BEGIN Exercise inputs
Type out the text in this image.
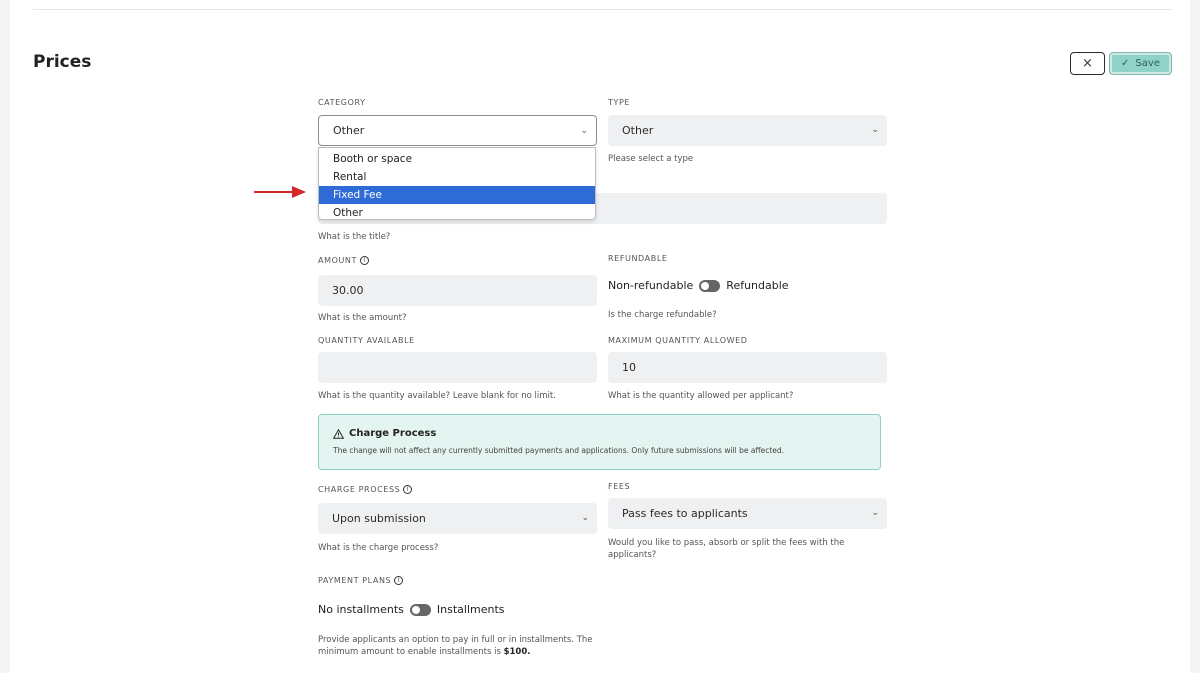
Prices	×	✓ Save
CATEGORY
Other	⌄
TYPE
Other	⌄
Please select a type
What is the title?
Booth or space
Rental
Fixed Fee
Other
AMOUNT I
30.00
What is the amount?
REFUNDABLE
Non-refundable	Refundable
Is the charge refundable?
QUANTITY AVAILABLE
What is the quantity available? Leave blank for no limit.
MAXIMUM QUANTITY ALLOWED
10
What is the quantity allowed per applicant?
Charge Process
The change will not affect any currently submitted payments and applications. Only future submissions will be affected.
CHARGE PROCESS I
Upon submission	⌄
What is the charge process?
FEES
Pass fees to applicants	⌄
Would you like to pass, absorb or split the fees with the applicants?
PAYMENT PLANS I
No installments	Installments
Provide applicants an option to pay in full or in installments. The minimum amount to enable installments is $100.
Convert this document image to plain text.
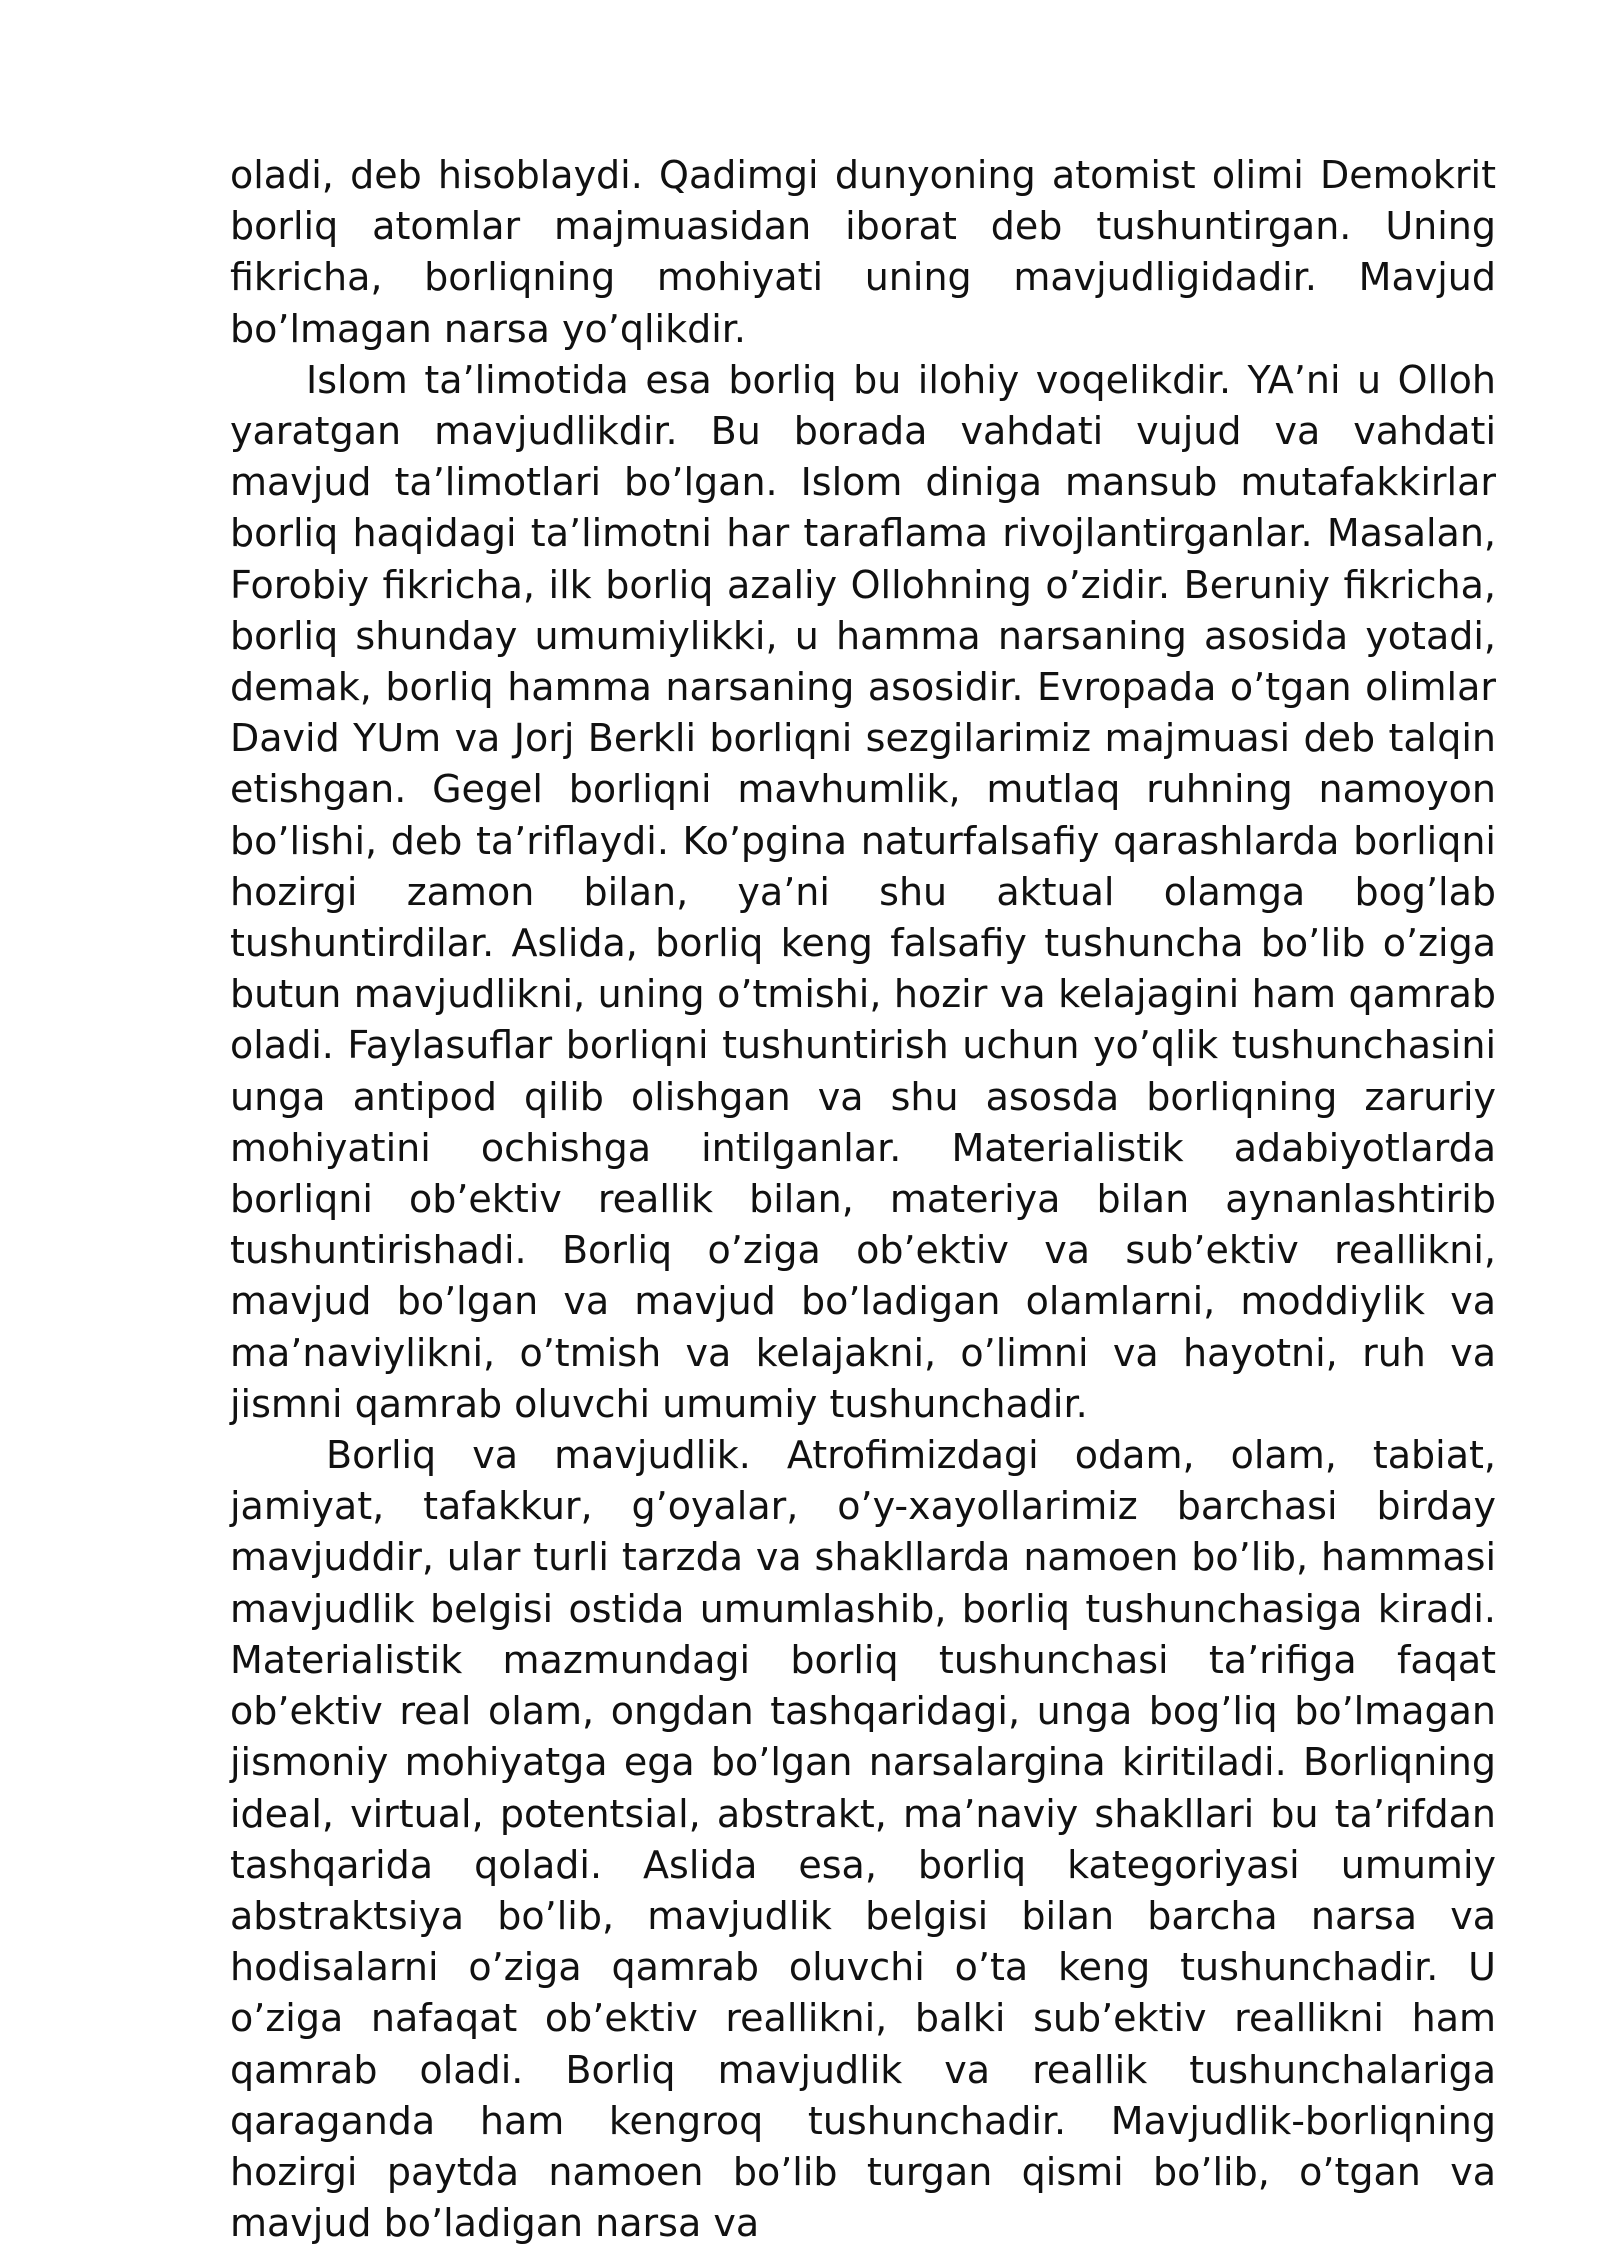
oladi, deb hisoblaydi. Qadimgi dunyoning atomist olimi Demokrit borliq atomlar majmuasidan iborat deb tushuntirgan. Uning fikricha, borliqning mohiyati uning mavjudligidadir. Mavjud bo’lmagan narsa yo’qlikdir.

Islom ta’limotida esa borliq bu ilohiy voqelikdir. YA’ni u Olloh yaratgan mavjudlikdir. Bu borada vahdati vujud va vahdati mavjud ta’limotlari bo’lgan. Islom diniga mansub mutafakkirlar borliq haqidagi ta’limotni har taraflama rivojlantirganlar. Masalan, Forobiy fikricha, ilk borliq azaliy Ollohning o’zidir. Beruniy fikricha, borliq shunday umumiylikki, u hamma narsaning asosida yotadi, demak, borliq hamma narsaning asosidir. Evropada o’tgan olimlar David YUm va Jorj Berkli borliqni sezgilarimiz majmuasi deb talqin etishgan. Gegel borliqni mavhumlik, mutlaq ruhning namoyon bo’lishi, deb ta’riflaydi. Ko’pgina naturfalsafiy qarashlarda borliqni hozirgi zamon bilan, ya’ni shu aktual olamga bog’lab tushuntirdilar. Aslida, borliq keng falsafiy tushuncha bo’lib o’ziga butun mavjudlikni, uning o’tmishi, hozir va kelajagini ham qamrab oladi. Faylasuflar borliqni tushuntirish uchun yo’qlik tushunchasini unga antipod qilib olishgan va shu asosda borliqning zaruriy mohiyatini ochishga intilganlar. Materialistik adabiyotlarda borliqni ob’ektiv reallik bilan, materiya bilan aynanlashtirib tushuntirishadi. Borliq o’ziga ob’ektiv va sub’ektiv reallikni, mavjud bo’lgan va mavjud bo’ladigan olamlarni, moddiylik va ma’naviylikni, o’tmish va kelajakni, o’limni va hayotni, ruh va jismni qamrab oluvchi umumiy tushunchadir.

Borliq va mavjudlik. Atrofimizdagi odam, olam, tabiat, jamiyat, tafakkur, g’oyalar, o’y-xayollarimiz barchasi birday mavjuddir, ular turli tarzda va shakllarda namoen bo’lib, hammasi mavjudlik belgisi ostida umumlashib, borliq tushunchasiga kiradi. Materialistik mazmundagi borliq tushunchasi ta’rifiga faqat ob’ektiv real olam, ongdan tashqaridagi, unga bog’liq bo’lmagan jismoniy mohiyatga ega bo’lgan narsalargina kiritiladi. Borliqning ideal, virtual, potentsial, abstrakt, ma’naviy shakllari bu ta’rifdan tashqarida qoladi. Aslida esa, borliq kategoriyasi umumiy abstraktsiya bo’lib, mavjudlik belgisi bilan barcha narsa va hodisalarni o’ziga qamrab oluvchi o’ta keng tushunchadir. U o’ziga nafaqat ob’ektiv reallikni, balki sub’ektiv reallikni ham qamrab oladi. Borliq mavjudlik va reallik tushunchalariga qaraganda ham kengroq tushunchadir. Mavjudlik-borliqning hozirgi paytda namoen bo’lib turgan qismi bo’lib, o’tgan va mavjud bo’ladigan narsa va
END Exercise inputs
BEGIN Exercise inputs
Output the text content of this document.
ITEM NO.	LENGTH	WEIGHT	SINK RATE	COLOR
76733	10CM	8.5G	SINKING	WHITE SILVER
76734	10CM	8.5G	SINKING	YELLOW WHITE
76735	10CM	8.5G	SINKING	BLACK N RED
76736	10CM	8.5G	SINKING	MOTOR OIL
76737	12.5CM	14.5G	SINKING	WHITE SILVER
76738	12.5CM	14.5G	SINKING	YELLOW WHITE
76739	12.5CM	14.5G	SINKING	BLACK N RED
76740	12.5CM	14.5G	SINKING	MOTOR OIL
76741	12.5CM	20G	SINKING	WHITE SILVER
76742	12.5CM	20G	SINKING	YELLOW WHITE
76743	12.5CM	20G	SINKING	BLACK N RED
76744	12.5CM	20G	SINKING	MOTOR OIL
END Exercise inputs
BEGIN Exercise inputs
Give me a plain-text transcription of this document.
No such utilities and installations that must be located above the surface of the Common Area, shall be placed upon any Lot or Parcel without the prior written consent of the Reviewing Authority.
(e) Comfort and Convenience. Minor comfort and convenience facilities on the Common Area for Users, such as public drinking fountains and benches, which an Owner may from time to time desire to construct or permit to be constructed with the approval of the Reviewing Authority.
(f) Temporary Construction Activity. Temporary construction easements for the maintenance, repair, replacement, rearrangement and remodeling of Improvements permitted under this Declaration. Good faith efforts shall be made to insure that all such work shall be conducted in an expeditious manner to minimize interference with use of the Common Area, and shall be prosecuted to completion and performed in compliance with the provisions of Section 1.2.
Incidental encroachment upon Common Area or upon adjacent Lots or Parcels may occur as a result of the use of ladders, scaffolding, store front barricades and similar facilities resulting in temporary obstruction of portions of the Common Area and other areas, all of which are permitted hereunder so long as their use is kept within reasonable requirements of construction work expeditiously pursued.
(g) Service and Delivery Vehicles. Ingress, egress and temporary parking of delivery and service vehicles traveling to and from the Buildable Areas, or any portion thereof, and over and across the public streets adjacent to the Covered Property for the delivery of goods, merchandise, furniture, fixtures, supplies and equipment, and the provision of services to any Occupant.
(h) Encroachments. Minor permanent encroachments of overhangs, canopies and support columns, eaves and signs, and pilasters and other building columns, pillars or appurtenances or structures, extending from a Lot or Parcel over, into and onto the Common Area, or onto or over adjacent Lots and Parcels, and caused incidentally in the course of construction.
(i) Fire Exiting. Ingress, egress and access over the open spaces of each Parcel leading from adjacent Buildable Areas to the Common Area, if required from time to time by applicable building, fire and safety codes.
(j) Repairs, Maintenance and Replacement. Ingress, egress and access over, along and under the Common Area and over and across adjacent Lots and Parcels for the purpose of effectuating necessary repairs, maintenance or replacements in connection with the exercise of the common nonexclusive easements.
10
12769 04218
END Exercise inputs
• [Do this] State how many lines include the string "BLACK", and nothing more.

• [Task result] 3